__Task to complete__: Omit every picture, then give all the entries again exactly.

— Start Dataset —

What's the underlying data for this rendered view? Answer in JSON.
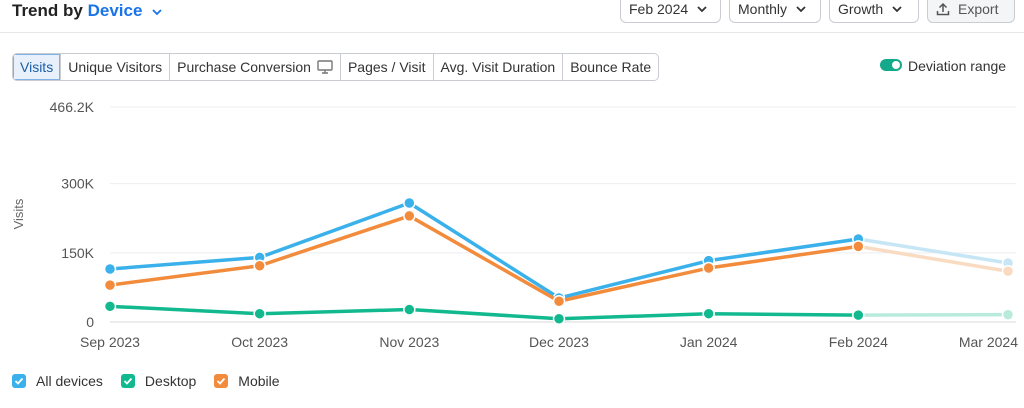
{
  "header": {
    "title_prefix": "Trend by",
    "title_link": "Device",
    "month_select": "Feb 2024",
    "period_select": "Monthly",
    "metric_select": "Growth",
    "export_label": "Export"
  },
  "tabs": [
    {
      "label": "Visits",
      "active": true
    },
    {
      "label": "Unique Visitors",
      "active": false
    },
    {
      "label": "Purchase Conversion",
      "active": false
    },
    {
      "label": "Pages / Visit",
      "active": false
    },
    {
      "label": "Avg. Visit Duration",
      "active": false
    },
    {
      "label": "Bounce Rate",
      "active": false
    }
  ],
  "deviation_toggle": {
    "label": "Deviation range",
    "on": true
  },
  "legend": [
    {
      "label": "All devices",
      "color": "#3ab1ea",
      "checked": true
    },
    {
      "label": "Desktop",
      "color": "#12b98f",
      "checked": true
    },
    {
      "label": "Mobile",
      "color": "#f28c3c",
      "checked": true
    }
  ],
  "chart_data": {
    "type": "line",
    "ylabel": "Visits",
    "xlabel": "",
    "x": [
      "Sep 2023",
      "Oct 2023",
      "Nov 2023",
      "Dec 2023",
      "Jan 2024",
      "Feb 2024",
      "Mar 2024"
    ],
    "y_ticks": [
      0,
      150000,
      300000,
      466200
    ],
    "y_tick_labels": [
      "0",
      "150K",
      "300K",
      "466.2K"
    ],
    "ylim": [
      0,
      466200
    ],
    "projected_from_index": 5,
    "series": [
      {
        "name": "All devices",
        "color": "#3ab1ea",
        "projected_color": "#c6e6f6",
        "values": [
          115000,
          140000,
          258000,
          52000,
          133000,
          180000,
          128000
        ]
      },
      {
        "name": "Mobile",
        "color": "#f28c3c",
        "projected_color": "#f9dbc2",
        "values": [
          80000,
          122000,
          230000,
          45000,
          117000,
          164000,
          110000
        ]
      },
      {
        "name": "Desktop",
        "color": "#12b98f",
        "projected_color": "#b9ebdc",
        "values": [
          34000,
          18000,
          27000,
          7000,
          18000,
          15000,
          16000
        ]
      }
    ],
    "grid": true,
    "legend_position": "bottom-left"
  }
}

— End Dataset —

__Solution to this problem__:
What's the underlying data for this rendered view? Answer in JSON.
{
  "header": {
    "title_prefix": "Trend by",
    "title_link": "Device",
    "month_select": "Feb 2024",
    "period_select": "Monthly",
    "metric_select": "Growth",
    "export_label": "Export"
  },
  "tabs": [
    {
      "label": "Visits",
      "active": true
    },
    {
      "label": "Unique Visitors",
      "active": false
    },
    {
      "label": "Purchase Conversion",
      "active": false
    },
    {
      "label": "Pages / Visit",
      "active": false
    },
    {
      "label": "Avg. Visit Duration",
      "active": false
    },
    {
      "label": "Bounce Rate",
      "active": false
    }
  ],
  "deviation_toggle": {
    "label": "Deviation range",
    "on": true
  },
  "legend": [
    {
      "label": "All devices",
      "color": "#3ab1ea",
      "checked": true
    },
    {
      "label": "Desktop",
      "color": "#12b98f",
      "checked": true
    },
    {
      "label": "Mobile",
      "color": "#f28c3c",
      "checked": true
    }
  ],
  "chart_data": {
    "type": "line",
    "ylabel": "Visits",
    "xlabel": "",
    "x": [
      "Sep 2023",
      "Oct 2023",
      "Nov 2023",
      "Dec 2023",
      "Jan 2024",
      "Feb 2024",
      "Mar 2024"
    ],
    "y_ticks": [
      0,
      150000,
      300000,
      466200
    ],
    "y_tick_labels": [
      "0",
      "150K",
      "300K",
      "466.2K"
    ],
    "ylim": [
      0,
      466200
    ],
    "projected_from_index": 5,
    "series": [
      {
        "name": "All devices",
        "color": "#3ab1ea",
        "projected_color": "#c6e6f6",
        "values": [
          115000,
          140000,
          258000,
          52000,
          133000,
          180000,
          128000
        ]
      },
      {
        "name": "Mobile",
        "color": "#f28c3c",
        "projected_color": "#f9dbc2",
        "values": [
          80000,
          122000,
          230000,
          45000,
          117000,
          164000,
          110000
        ]
      },
      {
        "name": "Desktop",
        "color": "#12b98f",
        "projected_color": "#b9ebdc",
        "values": [
          34000,
          18000,
          27000,
          7000,
          18000,
          15000,
          16000
        ]
      }
    ],
    "grid": true,
    "legend_position": "bottom-left"
  }
}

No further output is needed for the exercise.